Data entries
----
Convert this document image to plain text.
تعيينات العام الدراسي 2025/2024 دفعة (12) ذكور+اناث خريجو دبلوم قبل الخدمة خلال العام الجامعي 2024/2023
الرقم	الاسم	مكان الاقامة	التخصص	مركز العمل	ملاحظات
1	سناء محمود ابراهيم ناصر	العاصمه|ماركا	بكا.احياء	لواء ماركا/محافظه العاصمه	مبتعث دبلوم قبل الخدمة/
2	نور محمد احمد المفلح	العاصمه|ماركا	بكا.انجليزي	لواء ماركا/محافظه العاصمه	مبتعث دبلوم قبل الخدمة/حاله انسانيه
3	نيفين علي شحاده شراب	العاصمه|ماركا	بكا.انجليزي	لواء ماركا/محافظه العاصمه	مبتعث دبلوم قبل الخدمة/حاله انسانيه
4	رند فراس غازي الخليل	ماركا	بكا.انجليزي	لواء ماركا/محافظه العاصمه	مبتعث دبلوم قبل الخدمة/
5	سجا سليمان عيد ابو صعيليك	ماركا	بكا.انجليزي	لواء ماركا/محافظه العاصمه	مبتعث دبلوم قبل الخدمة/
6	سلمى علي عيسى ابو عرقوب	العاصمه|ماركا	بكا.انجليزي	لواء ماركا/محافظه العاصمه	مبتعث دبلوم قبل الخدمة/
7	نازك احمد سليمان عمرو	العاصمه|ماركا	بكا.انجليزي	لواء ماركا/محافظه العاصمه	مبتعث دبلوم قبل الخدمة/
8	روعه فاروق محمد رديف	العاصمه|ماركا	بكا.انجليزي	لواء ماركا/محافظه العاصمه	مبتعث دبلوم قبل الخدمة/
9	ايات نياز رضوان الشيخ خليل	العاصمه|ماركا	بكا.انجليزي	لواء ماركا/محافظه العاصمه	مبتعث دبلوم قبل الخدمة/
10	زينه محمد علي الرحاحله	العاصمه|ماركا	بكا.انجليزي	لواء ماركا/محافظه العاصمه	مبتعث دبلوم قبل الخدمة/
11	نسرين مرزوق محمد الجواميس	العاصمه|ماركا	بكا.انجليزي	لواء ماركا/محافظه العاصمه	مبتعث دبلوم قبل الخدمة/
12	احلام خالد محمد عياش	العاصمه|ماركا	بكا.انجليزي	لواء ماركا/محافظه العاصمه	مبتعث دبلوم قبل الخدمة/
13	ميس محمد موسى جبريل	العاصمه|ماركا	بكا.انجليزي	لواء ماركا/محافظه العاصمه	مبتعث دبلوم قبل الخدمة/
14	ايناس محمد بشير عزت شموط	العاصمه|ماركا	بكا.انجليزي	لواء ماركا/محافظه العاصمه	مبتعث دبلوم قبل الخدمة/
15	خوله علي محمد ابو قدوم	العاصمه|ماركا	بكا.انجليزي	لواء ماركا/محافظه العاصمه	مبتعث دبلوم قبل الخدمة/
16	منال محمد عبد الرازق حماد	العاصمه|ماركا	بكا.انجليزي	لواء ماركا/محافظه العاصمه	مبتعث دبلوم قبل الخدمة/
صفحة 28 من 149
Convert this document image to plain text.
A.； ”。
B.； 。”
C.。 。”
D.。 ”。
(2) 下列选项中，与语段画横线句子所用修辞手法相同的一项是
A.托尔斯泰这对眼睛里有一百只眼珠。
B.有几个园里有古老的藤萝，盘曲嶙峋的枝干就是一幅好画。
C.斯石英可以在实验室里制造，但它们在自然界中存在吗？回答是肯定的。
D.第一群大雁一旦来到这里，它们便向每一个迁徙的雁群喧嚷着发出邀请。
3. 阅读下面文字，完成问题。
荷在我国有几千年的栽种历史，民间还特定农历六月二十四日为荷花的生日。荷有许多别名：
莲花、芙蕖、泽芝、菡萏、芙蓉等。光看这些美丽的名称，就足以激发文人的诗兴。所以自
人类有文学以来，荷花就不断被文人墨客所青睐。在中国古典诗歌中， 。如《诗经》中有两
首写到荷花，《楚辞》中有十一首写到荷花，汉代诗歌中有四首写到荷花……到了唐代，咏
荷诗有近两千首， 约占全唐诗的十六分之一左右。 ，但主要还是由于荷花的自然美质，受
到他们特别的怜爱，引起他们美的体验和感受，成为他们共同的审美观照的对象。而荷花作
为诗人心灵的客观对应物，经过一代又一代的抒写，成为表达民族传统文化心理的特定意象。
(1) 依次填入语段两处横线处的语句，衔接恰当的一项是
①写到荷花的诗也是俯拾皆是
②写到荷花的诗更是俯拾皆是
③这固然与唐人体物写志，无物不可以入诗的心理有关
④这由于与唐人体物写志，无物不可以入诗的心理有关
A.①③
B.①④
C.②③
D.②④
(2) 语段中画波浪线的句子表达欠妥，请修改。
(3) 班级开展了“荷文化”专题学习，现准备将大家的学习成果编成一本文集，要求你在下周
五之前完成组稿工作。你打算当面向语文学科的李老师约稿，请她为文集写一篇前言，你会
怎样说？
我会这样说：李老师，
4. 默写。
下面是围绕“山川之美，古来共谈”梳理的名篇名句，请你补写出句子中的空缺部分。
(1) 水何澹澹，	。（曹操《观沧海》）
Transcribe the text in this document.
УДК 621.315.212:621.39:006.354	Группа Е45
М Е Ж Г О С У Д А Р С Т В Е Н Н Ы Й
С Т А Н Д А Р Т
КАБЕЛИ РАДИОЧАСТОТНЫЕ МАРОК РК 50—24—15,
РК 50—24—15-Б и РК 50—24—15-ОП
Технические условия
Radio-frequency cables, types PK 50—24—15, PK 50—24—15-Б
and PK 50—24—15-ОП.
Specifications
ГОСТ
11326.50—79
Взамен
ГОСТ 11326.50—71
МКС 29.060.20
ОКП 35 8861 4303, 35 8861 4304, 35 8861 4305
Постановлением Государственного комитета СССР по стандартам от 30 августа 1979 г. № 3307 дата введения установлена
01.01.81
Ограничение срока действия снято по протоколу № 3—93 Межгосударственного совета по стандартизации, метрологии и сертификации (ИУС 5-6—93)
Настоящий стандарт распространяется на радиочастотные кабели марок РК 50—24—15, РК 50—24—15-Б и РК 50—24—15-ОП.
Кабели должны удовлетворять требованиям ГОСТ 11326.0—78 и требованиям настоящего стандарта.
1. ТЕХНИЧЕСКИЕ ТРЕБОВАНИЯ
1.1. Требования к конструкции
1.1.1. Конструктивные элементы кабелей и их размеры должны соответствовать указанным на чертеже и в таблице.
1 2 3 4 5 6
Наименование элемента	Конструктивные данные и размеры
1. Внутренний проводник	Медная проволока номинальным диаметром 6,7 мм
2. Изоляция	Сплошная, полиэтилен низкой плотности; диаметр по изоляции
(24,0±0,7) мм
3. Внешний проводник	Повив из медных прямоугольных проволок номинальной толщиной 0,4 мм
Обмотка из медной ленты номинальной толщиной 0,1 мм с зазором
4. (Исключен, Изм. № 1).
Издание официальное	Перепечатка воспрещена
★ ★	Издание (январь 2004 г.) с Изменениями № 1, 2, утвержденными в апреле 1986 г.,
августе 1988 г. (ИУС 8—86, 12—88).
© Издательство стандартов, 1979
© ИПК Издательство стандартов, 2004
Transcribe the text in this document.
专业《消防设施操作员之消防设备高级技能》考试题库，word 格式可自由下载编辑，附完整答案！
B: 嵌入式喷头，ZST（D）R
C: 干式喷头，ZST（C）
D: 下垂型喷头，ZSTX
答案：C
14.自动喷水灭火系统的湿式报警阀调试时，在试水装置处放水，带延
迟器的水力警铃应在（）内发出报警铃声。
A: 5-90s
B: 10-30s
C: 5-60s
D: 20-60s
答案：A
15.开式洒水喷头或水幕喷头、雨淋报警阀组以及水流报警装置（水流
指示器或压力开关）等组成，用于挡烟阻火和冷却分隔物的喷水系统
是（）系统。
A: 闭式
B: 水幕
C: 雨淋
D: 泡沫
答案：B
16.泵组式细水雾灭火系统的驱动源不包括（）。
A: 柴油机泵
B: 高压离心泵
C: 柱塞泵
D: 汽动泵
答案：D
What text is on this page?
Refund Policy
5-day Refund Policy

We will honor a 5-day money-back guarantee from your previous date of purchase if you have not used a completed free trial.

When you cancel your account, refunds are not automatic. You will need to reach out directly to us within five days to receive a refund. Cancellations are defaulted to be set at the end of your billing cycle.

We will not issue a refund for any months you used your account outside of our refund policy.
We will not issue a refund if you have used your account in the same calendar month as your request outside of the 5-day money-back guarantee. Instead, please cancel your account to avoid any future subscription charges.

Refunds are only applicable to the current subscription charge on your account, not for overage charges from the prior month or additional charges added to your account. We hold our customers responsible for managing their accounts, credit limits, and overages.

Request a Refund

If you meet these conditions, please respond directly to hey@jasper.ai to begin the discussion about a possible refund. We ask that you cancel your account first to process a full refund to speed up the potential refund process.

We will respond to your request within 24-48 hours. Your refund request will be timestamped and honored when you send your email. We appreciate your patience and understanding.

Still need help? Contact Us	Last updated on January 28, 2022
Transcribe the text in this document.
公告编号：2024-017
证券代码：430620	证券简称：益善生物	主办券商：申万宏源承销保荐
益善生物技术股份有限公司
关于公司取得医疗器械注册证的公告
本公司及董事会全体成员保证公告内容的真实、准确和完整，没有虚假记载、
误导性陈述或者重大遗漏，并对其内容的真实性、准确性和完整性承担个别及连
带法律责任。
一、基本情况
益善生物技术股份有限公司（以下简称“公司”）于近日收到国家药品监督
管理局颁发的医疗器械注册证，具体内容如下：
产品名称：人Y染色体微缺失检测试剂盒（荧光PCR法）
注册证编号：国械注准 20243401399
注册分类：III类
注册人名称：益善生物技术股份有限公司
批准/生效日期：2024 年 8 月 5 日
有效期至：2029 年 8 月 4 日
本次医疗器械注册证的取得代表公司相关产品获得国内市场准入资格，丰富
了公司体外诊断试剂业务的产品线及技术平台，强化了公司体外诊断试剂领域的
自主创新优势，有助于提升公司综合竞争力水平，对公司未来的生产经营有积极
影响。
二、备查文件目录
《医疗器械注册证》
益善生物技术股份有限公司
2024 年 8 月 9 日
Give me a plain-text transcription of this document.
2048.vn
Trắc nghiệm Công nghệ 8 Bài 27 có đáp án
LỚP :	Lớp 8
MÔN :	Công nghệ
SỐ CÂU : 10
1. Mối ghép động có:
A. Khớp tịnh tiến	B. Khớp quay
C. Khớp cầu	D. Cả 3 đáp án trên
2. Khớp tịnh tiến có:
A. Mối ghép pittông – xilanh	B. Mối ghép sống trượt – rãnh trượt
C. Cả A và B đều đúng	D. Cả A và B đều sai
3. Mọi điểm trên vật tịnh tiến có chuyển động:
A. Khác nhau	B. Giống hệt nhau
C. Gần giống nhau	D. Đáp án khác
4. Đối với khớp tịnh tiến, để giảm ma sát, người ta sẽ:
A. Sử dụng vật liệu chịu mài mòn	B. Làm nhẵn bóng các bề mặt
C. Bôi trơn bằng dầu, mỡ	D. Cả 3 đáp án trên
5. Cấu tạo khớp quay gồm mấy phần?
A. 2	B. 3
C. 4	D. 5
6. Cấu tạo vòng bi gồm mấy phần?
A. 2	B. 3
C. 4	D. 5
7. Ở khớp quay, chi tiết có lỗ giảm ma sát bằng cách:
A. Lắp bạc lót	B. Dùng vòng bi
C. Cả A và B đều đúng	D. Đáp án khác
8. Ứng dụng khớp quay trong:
----
• What the exercise asks
Of the lines above, how many include the word "Издательство"? Reply with the number only.

• Response below
2